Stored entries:
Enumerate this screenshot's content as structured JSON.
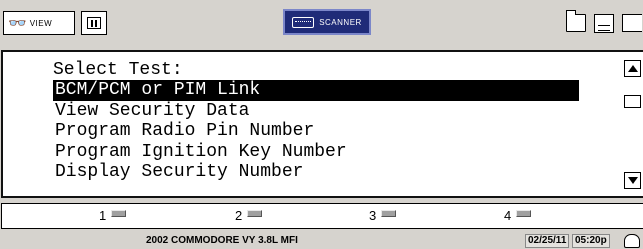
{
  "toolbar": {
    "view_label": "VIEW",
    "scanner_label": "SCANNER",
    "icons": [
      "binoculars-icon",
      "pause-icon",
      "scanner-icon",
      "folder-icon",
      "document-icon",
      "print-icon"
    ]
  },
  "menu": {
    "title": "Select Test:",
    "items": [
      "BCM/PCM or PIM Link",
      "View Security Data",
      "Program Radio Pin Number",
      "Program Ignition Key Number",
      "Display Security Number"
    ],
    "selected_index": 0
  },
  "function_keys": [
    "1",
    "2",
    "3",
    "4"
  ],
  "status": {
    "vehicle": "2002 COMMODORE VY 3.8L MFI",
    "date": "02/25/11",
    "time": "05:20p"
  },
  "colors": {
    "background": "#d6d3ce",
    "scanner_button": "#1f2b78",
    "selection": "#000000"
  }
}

*Task to complete*.
Where a line of the material above holds the string "Program", copy that line.

*Solution to this problem*.
      "Program Radio Pin Number",
      "Program Ignition Key Number",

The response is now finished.